Data excerpts:
>>>

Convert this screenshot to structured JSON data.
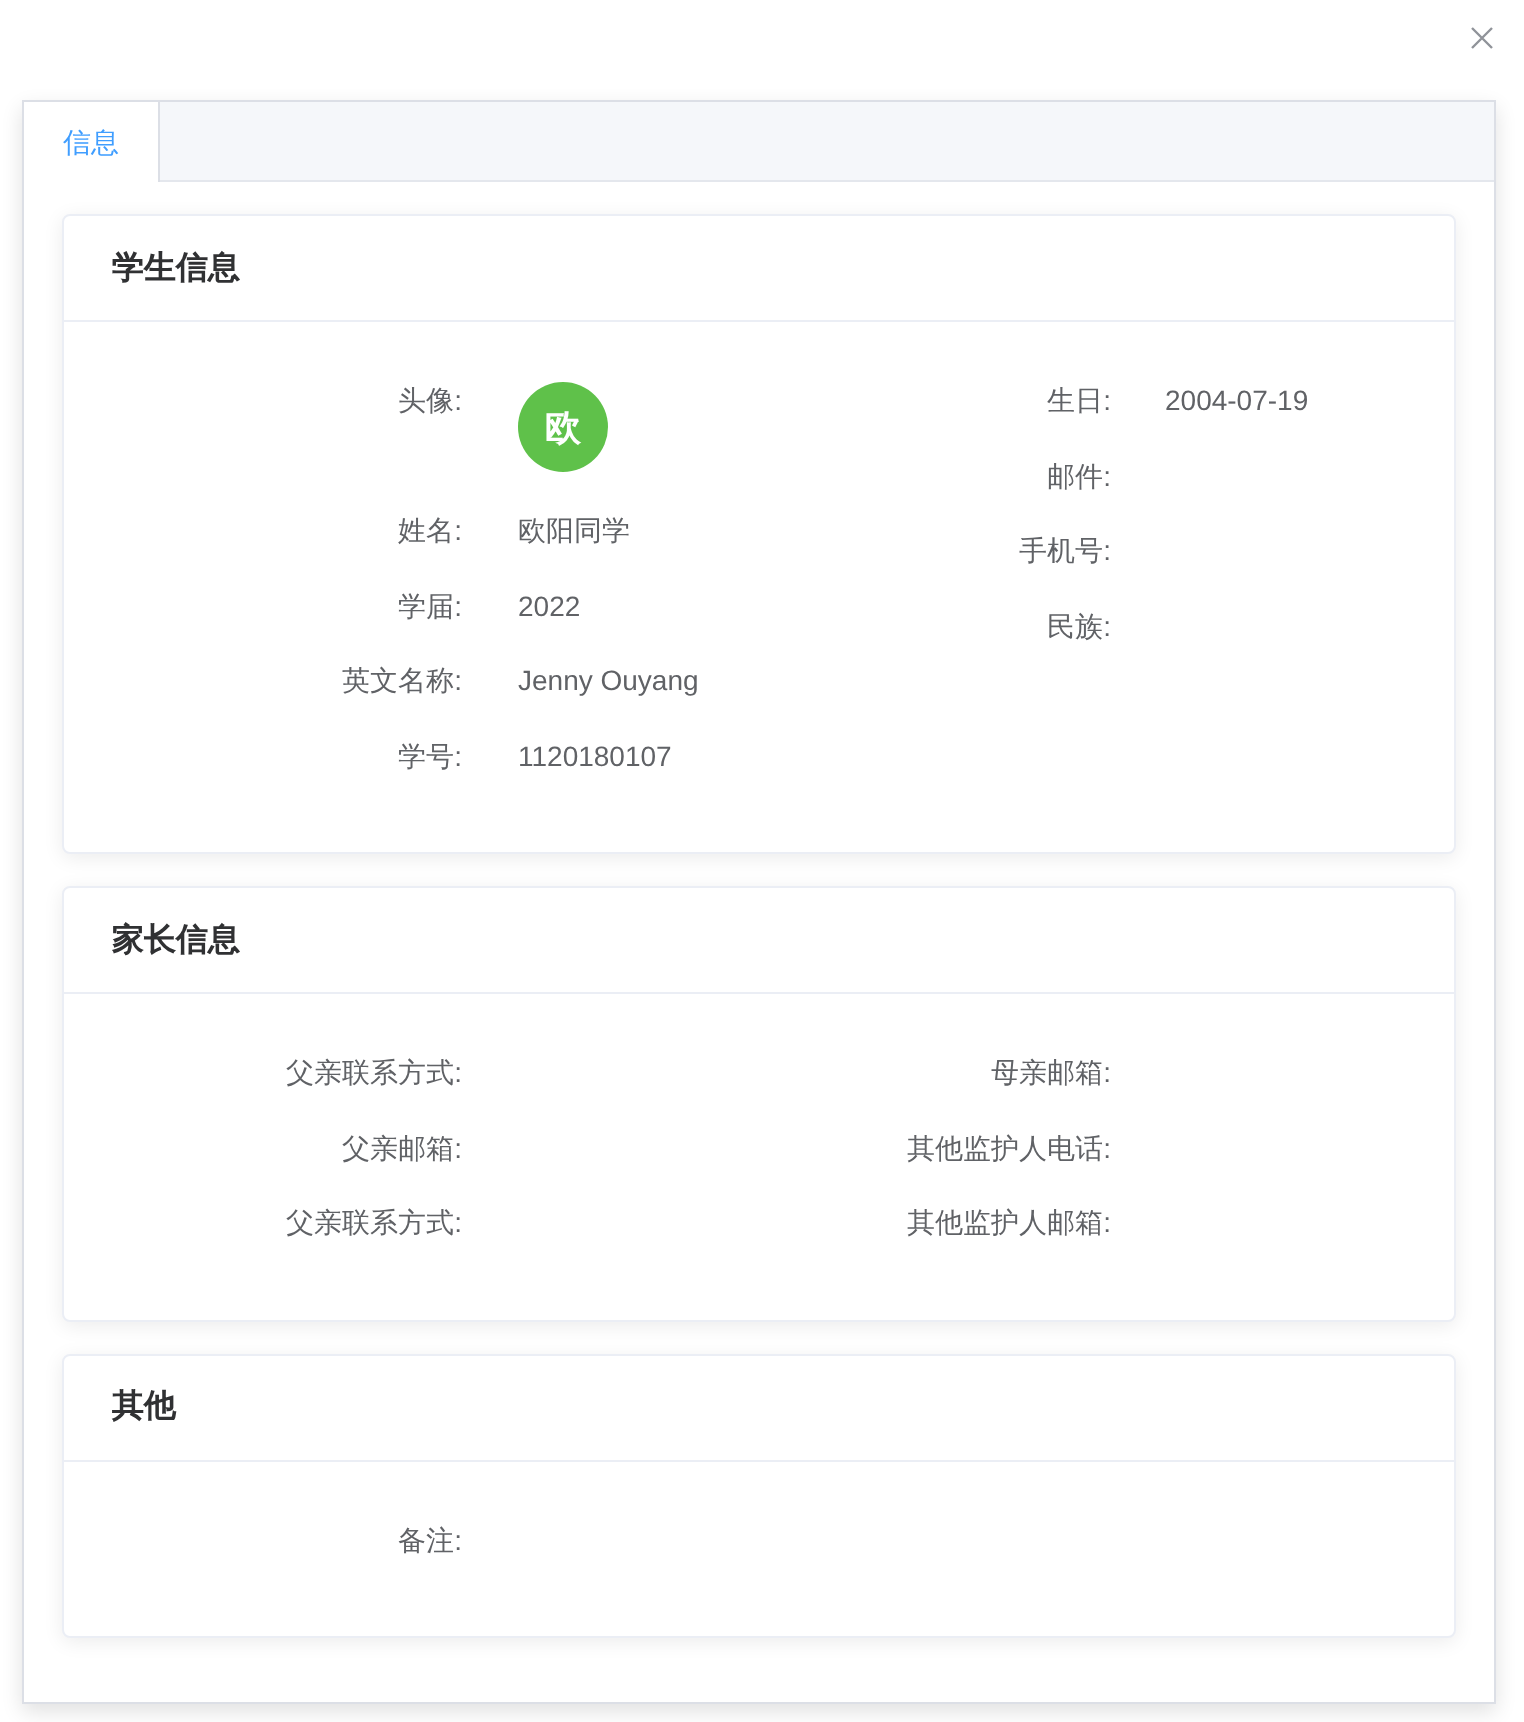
{
  "tabs": [
    {
      "label": "信息",
      "selected": true
    }
  ],
  "sections": [
    {
      "title": "学生信息",
      "columns": [
        [
          {
            "kind": "avatar",
            "label": "头像:",
            "value": "欧"
          },
          {
            "kind": "text",
            "label": "姓名:",
            "value": "欧阳同学"
          },
          {
            "kind": "text",
            "label": "学届:",
            "value": "2022"
          },
          {
            "kind": "text",
            "label": "英文名称:",
            "value": "Jenny Ouyang"
          },
          {
            "kind": "text",
            "label": "学号:",
            "value": "1120180107"
          }
        ],
        [
          {
            "kind": "text",
            "label": "生日:",
            "value": "2004-07-19"
          },
          {
            "kind": "text",
            "label": "邮件:"
          },
          {
            "kind": "text",
            "label": "手机号:"
          },
          {
            "kind": "text",
            "label": "民族:"
          }
        ]
      ]
    },
    {
      "title": "家长信息",
      "columns": [
        [
          {
            "kind": "text",
            "label": "父亲联系方式:"
          },
          {
            "kind": "text",
            "label": "父亲邮箱:"
          },
          {
            "kind": "text",
            "label": "父亲联系方式:"
          }
        ],
        [
          {
            "kind": "text",
            "label": "母亲邮箱:"
          },
          {
            "kind": "text",
            "label": "其他监护人电话:"
          },
          {
            "kind": "text",
            "label": "其他监护人邮箱:"
          }
        ]
      ]
    },
    {
      "title": "其他",
      "columns": [
        [
          {
            "kind": "text",
            "label": "备注:"
          }
        ]
      ]
    }
  ]
}
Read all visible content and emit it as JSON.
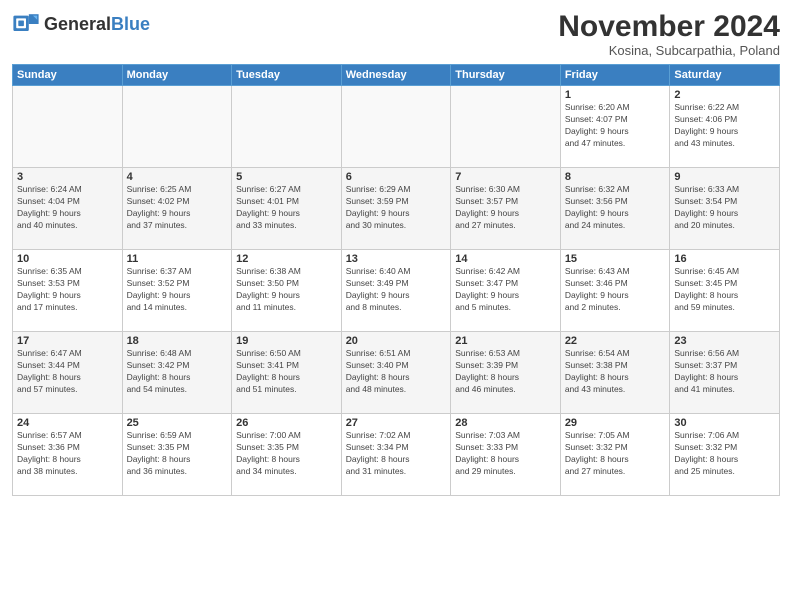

<<<

_EXERCISE DESCRIPTION_. Count the lines above that contain the word "JSON", and give only that number.

_TASK ANSWER_. 2